- Task objective -
Report only the number of lines that hold the word "أموالهم".

- Extracted information -

-- BEGIN --

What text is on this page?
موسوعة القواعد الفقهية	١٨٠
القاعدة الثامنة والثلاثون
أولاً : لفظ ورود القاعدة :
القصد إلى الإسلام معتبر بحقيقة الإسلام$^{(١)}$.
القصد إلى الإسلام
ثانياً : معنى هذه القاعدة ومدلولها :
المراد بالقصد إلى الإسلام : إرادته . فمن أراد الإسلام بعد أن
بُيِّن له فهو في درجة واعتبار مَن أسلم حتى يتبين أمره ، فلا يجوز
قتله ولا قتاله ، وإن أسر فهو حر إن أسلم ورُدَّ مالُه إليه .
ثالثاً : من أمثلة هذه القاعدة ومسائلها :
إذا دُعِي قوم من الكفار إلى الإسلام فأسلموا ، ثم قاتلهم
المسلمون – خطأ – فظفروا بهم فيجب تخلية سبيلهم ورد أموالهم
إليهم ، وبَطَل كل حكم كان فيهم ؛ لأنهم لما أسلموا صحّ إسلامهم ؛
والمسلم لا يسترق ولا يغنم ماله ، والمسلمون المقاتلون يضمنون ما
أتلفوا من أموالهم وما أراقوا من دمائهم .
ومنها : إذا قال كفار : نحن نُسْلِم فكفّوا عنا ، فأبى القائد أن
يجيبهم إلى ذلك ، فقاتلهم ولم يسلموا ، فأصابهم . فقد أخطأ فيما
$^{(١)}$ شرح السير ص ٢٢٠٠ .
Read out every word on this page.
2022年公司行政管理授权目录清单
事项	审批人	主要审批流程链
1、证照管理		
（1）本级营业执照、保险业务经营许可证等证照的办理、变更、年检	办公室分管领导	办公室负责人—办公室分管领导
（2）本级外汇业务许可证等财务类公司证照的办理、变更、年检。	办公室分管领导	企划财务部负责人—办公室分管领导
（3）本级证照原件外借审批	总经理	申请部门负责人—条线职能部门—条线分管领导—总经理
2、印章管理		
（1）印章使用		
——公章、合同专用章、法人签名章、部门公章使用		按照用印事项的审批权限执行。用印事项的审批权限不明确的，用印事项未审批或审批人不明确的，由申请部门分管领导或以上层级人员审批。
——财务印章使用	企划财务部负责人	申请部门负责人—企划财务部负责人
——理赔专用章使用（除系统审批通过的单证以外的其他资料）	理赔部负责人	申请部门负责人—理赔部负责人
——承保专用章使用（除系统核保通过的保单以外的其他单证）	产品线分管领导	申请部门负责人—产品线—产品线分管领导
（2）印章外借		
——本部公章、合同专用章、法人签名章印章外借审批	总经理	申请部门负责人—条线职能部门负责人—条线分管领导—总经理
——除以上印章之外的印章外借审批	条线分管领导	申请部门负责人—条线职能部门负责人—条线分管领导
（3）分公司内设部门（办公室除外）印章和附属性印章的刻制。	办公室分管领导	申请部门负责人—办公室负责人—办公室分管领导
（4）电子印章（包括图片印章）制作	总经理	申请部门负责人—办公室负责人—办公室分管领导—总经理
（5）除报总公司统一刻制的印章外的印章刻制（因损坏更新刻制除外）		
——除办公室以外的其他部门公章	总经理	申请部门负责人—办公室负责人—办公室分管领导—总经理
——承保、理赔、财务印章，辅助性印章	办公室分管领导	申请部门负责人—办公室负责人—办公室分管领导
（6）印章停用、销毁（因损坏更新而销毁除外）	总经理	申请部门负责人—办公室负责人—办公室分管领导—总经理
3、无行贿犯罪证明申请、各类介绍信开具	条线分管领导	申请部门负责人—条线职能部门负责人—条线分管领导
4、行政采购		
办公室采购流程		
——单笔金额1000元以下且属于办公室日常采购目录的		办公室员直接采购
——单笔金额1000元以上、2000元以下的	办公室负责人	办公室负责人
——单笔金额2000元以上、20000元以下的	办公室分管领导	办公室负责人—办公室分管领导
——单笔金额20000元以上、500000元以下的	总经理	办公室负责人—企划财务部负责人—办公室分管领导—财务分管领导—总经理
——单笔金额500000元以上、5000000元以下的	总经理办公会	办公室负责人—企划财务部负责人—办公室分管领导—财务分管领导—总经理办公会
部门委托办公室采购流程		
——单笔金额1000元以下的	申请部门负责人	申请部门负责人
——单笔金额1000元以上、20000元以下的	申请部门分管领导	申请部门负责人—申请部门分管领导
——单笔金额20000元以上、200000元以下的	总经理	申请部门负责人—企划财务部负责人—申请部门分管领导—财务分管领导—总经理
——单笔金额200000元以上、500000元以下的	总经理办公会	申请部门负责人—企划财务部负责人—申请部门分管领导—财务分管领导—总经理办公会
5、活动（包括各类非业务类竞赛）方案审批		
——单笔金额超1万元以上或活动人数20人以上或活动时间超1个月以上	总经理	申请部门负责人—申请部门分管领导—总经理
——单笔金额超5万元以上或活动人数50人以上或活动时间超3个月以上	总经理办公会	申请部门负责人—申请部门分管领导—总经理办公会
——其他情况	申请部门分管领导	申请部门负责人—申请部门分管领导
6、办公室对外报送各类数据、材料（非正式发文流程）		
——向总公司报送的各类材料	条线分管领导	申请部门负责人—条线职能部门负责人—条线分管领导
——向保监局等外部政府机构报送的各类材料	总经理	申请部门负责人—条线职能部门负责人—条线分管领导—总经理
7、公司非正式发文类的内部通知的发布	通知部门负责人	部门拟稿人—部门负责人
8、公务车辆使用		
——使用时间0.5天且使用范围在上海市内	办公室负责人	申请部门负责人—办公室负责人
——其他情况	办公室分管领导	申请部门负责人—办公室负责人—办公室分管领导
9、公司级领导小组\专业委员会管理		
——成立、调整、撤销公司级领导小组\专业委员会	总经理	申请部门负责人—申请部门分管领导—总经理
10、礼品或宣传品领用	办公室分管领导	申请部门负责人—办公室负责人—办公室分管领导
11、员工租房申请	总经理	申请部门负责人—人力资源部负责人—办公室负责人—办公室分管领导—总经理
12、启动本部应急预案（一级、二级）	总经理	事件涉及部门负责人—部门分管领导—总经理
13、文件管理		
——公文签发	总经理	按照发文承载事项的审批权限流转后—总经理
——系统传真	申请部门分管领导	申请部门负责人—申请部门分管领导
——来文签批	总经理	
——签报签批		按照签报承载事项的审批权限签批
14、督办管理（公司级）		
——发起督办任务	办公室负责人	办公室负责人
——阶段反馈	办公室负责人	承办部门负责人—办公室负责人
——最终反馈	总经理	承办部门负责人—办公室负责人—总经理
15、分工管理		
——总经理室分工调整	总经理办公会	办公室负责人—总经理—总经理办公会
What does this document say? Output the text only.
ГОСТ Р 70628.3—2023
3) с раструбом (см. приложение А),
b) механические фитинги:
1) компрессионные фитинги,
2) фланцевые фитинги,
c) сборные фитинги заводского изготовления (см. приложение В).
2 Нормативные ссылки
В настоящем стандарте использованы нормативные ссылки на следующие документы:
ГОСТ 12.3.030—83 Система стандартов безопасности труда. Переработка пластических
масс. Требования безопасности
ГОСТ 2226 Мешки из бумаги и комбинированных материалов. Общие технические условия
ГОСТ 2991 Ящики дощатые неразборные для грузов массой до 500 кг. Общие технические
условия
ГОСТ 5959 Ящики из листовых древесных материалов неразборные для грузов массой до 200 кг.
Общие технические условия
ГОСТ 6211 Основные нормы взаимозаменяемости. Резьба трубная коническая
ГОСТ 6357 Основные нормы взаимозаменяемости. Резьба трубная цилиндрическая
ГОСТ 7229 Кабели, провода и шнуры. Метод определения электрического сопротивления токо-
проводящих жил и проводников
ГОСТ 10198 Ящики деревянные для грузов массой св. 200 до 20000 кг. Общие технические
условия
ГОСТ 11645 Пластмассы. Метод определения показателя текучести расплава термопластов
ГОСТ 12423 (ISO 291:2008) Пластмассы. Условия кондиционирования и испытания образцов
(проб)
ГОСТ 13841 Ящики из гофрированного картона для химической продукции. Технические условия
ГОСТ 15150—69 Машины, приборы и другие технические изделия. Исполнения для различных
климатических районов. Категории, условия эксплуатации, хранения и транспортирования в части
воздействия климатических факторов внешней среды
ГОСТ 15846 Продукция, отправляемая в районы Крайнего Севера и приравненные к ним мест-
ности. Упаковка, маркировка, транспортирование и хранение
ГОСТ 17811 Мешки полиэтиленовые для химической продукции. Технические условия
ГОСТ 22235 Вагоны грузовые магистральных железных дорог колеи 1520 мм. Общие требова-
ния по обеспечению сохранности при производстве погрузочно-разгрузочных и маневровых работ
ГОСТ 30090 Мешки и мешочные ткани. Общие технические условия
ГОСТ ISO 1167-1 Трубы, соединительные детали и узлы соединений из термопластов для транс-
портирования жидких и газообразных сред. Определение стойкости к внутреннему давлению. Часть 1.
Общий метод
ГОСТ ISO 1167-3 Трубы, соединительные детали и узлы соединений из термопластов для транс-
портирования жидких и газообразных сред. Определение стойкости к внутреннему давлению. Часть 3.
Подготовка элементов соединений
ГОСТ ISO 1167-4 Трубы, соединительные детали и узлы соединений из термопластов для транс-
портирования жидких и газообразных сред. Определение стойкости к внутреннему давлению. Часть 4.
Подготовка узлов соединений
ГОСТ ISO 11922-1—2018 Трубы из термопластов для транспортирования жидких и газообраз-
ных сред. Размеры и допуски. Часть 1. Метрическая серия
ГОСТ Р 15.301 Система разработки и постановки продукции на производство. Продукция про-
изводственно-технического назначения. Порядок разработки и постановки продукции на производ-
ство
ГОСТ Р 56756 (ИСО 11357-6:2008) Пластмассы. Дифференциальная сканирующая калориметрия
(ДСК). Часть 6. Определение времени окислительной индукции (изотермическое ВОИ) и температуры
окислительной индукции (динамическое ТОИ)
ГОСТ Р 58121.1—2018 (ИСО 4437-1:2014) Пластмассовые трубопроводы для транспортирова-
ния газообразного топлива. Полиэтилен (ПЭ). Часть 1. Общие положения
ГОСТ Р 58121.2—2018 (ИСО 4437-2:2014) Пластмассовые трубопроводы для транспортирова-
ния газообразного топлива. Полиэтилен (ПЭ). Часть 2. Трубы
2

-- END --

- The reply -
2